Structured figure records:
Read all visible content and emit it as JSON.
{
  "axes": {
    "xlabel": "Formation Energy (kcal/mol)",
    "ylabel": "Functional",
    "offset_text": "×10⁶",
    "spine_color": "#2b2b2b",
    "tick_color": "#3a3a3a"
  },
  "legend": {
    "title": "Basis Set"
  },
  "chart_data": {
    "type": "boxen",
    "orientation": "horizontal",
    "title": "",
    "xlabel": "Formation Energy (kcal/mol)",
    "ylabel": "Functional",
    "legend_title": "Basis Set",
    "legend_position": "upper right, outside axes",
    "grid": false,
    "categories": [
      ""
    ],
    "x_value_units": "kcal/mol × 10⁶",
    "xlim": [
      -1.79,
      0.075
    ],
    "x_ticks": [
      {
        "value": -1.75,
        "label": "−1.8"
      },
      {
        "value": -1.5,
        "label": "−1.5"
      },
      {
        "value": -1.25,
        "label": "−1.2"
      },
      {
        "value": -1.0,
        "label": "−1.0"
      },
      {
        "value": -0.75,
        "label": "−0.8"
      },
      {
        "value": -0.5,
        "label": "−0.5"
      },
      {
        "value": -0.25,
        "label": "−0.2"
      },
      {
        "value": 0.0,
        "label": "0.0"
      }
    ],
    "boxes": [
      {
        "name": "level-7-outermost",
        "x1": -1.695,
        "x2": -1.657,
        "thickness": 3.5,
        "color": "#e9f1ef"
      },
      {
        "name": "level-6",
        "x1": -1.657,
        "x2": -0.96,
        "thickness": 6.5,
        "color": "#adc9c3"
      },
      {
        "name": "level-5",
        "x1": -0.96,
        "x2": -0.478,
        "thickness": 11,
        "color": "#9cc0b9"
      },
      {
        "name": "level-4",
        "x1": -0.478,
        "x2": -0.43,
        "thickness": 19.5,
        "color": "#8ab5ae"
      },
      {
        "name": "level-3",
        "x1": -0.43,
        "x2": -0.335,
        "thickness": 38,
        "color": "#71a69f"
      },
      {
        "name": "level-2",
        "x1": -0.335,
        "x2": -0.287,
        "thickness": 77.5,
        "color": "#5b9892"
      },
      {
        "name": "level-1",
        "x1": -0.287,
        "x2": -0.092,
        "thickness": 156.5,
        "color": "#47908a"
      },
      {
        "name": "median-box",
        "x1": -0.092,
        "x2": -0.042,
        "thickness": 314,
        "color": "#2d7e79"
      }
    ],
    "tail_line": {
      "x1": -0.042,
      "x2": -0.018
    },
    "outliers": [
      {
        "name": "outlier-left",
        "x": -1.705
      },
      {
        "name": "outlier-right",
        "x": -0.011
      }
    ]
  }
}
--
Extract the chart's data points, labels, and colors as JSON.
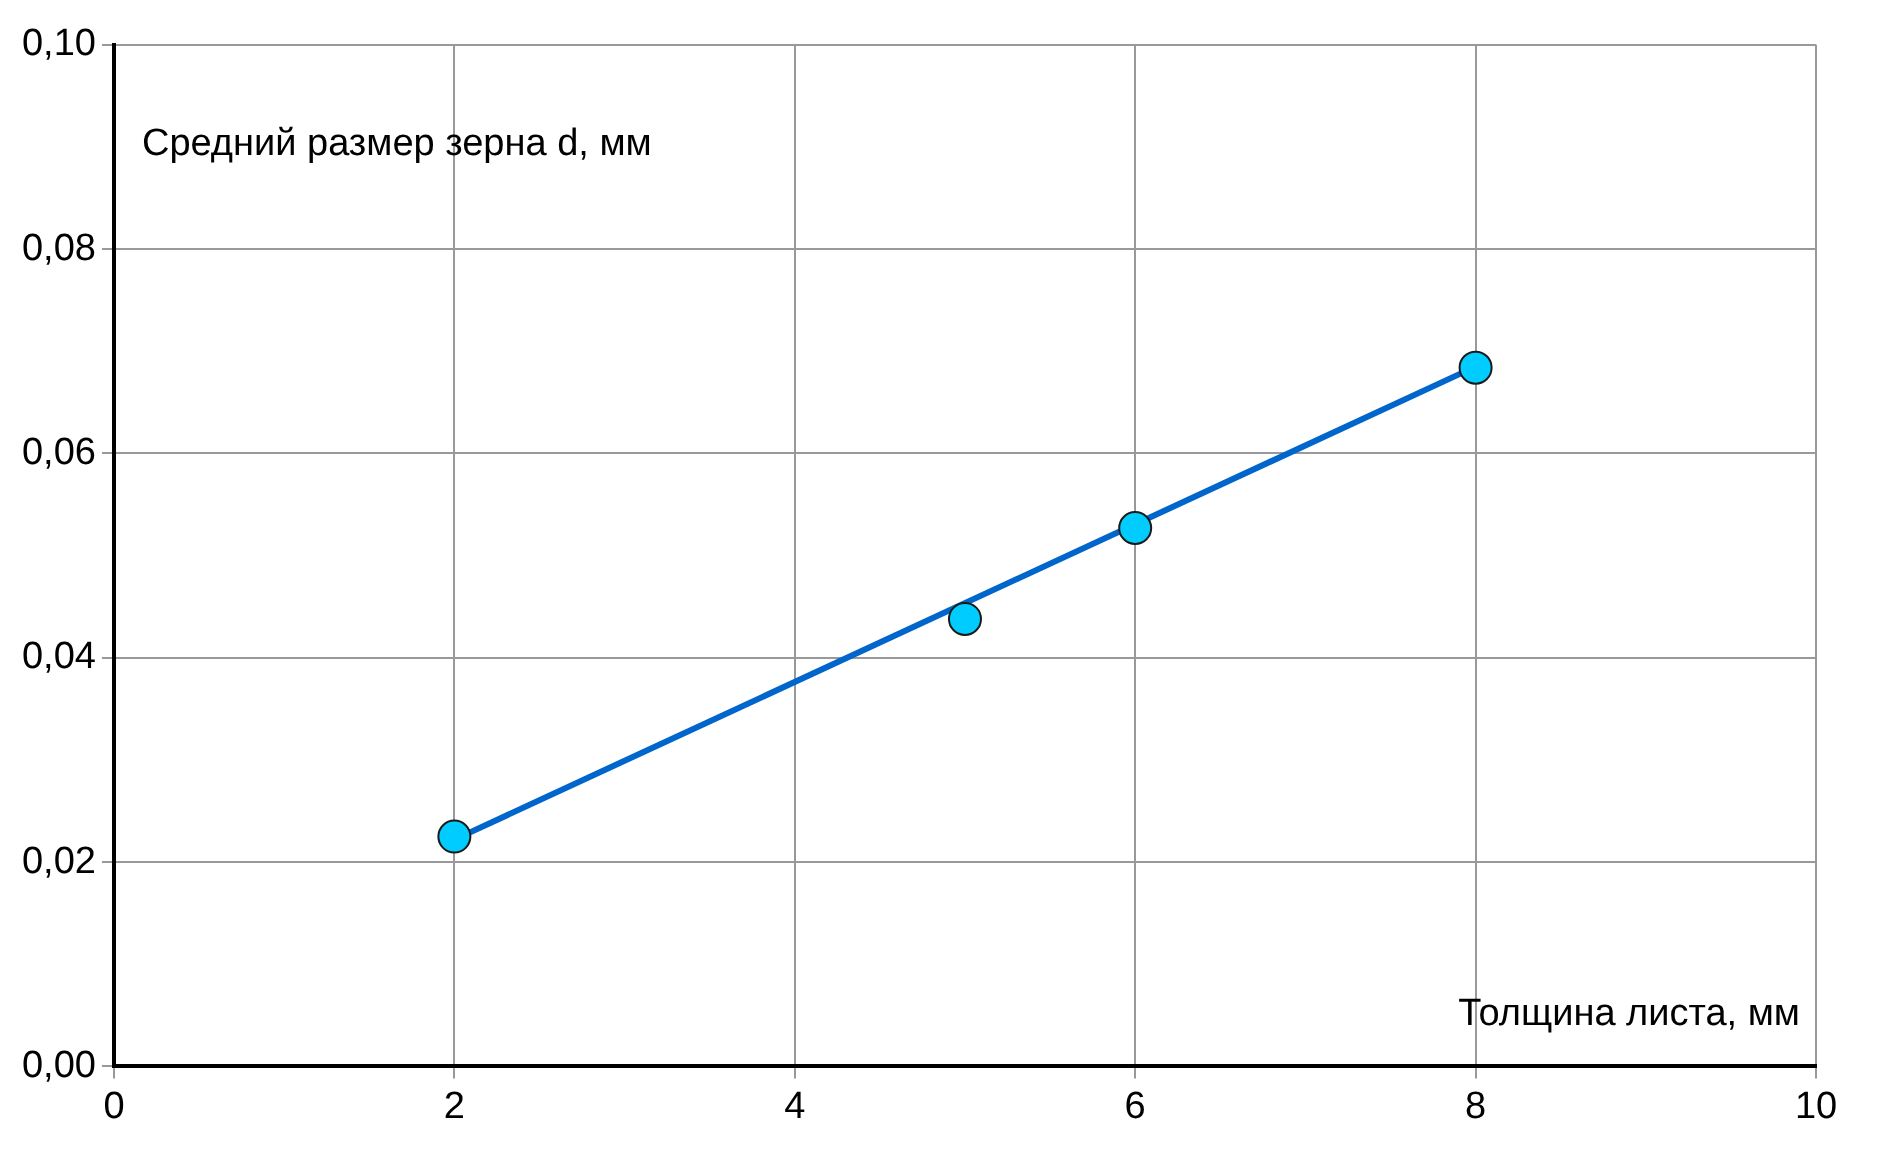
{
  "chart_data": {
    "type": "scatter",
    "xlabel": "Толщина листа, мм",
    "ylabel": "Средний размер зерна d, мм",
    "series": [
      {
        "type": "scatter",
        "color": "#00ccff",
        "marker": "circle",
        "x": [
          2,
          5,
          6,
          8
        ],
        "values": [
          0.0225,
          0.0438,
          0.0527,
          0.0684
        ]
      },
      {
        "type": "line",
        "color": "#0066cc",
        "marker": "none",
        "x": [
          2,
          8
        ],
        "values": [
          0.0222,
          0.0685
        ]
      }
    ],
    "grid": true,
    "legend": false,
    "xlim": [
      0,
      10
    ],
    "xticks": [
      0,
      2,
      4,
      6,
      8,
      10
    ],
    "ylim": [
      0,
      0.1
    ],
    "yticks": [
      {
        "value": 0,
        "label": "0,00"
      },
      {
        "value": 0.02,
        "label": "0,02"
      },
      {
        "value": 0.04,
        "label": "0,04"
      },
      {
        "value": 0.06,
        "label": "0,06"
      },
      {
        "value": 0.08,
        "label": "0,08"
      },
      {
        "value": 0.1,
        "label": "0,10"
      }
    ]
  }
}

OBJECTIVE:
Go through the listing above line by line and say how many lines hold the word "type". Reply with that number only.

REPLY:
4